GOAL>
Consider the records below. How many of their lines include the word "this"? State the number and nothing else.

MATERIAL PROVIDED>
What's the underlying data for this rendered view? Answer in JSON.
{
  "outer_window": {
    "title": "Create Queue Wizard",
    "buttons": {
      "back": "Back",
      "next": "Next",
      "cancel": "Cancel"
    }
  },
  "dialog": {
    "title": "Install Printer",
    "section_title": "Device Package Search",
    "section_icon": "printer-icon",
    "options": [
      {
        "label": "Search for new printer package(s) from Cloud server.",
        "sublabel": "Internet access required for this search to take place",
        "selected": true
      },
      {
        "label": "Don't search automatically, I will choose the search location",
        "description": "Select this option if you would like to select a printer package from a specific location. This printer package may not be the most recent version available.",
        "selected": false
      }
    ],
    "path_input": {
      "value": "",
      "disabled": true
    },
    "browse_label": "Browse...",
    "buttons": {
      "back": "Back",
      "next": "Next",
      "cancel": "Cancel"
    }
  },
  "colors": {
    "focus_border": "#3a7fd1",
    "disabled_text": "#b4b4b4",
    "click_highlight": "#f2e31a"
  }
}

WRITTEN SOLUTION>
3